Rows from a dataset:
• • •
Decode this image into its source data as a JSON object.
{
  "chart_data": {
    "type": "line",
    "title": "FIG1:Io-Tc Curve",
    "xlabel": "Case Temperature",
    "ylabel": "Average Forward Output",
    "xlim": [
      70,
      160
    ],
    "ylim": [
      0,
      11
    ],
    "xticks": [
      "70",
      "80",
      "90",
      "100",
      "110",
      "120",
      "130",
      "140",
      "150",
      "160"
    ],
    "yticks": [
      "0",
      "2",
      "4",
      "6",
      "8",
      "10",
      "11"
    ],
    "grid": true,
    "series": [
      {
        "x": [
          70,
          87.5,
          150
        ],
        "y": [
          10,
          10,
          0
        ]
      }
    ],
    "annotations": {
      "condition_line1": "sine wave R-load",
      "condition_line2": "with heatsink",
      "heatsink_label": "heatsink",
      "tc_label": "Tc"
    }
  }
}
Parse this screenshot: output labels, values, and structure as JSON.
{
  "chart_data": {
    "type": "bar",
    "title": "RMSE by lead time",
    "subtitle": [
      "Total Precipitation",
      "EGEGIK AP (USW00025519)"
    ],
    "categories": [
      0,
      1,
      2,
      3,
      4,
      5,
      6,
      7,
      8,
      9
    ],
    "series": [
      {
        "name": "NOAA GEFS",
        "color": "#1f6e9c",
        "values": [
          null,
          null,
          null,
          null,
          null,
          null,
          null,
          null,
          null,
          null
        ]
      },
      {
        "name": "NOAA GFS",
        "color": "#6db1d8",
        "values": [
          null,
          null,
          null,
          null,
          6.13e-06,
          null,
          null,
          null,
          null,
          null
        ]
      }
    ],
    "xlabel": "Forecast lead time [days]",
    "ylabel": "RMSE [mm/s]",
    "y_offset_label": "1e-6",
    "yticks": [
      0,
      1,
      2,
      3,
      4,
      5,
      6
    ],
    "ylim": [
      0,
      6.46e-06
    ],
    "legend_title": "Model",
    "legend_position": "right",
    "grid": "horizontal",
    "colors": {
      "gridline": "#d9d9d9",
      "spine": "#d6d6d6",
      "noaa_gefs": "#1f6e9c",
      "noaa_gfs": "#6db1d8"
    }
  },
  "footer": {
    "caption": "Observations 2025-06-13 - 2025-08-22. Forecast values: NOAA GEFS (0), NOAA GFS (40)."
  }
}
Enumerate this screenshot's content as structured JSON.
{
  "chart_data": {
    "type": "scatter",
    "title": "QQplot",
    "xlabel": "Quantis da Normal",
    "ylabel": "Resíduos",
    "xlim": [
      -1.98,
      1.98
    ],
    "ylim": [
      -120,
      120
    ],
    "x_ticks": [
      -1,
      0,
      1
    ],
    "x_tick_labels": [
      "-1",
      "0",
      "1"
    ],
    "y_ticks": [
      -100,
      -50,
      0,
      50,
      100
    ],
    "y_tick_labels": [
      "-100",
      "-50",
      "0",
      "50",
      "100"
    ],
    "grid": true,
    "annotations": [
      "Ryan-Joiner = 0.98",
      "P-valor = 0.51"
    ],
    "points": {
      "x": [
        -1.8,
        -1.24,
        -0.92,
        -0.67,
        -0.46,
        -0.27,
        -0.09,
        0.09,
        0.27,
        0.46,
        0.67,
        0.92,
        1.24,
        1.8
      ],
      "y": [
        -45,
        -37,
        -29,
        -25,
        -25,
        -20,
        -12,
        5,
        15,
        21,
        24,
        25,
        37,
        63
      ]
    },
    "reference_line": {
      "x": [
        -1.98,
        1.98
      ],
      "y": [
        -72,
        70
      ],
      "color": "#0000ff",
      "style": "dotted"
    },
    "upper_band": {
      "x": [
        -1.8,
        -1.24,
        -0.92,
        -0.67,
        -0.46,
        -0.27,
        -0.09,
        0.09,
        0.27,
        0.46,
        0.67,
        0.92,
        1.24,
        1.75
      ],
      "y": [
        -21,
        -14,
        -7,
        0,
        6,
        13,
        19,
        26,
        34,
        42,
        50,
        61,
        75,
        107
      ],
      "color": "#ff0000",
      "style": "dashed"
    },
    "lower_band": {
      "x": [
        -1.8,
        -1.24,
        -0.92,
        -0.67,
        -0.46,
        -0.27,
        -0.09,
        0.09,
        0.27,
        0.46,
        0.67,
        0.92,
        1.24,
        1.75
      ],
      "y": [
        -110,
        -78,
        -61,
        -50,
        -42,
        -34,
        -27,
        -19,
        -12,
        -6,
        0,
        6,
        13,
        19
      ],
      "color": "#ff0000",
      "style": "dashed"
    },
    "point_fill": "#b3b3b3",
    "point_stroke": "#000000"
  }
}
• • •
§ **WHAT YOU HAVE TO DO**: Repeat the material in full, exactly as it stands.

§ **CORRECT ANSWER**:
Decode this image into its source data as a JSON object.
{
  "chart_data": {
    "type": "line",
    "title": "FIG1:Io-Tc Curve",
    "xlabel": "Case Temperature",
    "ylabel": "Average Forward Output",
    "xlim": [
      70,
      160
    ],
    "ylim": [
      0,
      11
    ],
    "xticks": [
      "70",
      "80",
      "90",
      "100",
      "110",
      "120",
      "130",
      "140",
      "150",
      "160"
    ],
    "yticks": [
      "0",
      "2",
      "4",
      "6",
      "8",
      "10",
      "11"
    ],
    "grid": true,
    "series": [
      {
        "x": [
          70,
          87.5,
          150
        ],
        "y": [
          10,
          10,
          0
        ]
      }
    ],
    "annotations": {
      "condition_line1": "sine wave R-load",
      "condition_line2": "with heatsink",
      "heatsink_label": "heatsink",
      "tc_label": "Tc"
    }
  }
}
Parse this screenshot: output labels, values, and structure as JSON.
{
  "chart_data": {
    "type": "bar",
    "title": "RMSE by lead time",
    "subtitle": [
      "Total Precipitation",
      "EGEGIK AP (USW00025519)"
    ],
    "categories": [
      0,
      1,
      2,
      3,
      4,
      5,
      6,
      7,
      8,
      9
    ],
    "series": [
      {
        "name": "NOAA GEFS",
        "color": "#1f6e9c",
        "values": [
          null,
          null,
          null,
          null,
          null,
          null,
          null,
          null,
          null,
          null
        ]
      },
      {
        "name": "NOAA GFS",
        "color": "#6db1d8",
        "values": [
          null,
          null,
          null,
          null,
          6.13e-06,
          null,
          null,
          null,
          null,
          null
        ]
      }
    ],
    "xlabel": "Forecast lead time [days]",
    "ylabel": "RMSE [mm/s]",
    "y_offset_label": "1e-6",
    "yticks": [
      0,
      1,
      2,
      3,
      4,
      5,
      6
    ],
    "ylim": [
      0,
      6.46e-06
    ],
    "legend_title": "Model",
    "legend_position": "right",
    "grid": "horizontal",
    "colors": {
      "gridline": "#d9d9d9",
      "spine": "#d6d6d6",
      "noaa_gefs": "#1f6e9c",
      "noaa_gfs": "#6db1d8"
    }
  },
  "footer": {
    "caption": "Observations 2025-06-13 - 2025-08-22. Forecast values: NOAA GEFS (0), NOAA GFS (40)."
  }
}
Enumerate this screenshot's content as structured JSON.
{
  "chart_data": {
    "type": "scatter",
    "title": "QQplot",
    "xlabel": "Quantis da Normal",
    "ylabel": "Resíduos",
    "xlim": [
      -1.98,
      1.98
    ],
    "ylim": [
      -120,
      120
    ],
    "x_ticks": [
      -1,
      0,
      1
    ],
    "x_tick_labels": [
      "-1",
      "0",
      "1"
    ],
    "y_ticks": [
      -100,
      -50,
      0,
      50,
      100
    ],
    "y_tick_labels": [
      "-100",
      "-50",
      "0",
      "50",
      "100"
    ],
    "grid": true,
    "annotations": [
      "Ryan-Joiner = 0.98",
      "P-valor = 0.51"
    ],
    "points": {
      "x": [
        -1.8,
        -1.24,
        -0.92,
        -0.67,
        -0.46,
        -0.27,
        -0.09,
        0.09,
        0.27,
        0.46,
        0.67,
        0.92,
        1.24,
        1.8
      ],
      "y": [
        -45,
        -37,
        -29,
        -25,
        -25,
        -20,
        -12,
        5,
        15,
        21,
        24,
        25,
        37,
        63
      ]
    },
    "reference_line": {
      "x": [
        -1.98,
        1.98
      ],
      "y": [
        -72,
        70
      ],
      "color": "#0000ff",
      "style": "dotted"
    },
    "upper_band": {
      "x": [
        -1.8,
        -1.24,
        -0.92,
        -0.67,
        -0.46,
        -0.27,
        -0.09,
        0.09,
        0.27,
        0.46,
        0.67,
        0.92,
        1.24,
        1.75
      ],
      "y": [
        -21,
        -14,
        -7,
        0,
        6,
        13,
        19,
        26,
        34,
        42,
        50,
        61,
        75,
        107
      ],
      "color": "#ff0000",
      "style": "dashed"
    },
    "lower_band": {
      "x": [
        -1.8,
        -1.24,
        -0.92,
        -0.67,
        -0.46,
        -0.27,
        -0.09,
        0.09,
        0.27,
        0.46,
        0.67,
        0.92,
        1.24,
        1.75
      ],
      "y": [
        -110,
        -78,
        -61,
        -50,
        -42,
        -34,
        -27,
        -19,
        -12,
        -6,
        0,
        6,
        13,
        19
      ],
      "color": "#ff0000",
      "style": "dashed"
    },
    "point_fill": "#b3b3b3",
    "point_stroke": "#000000"
  }
}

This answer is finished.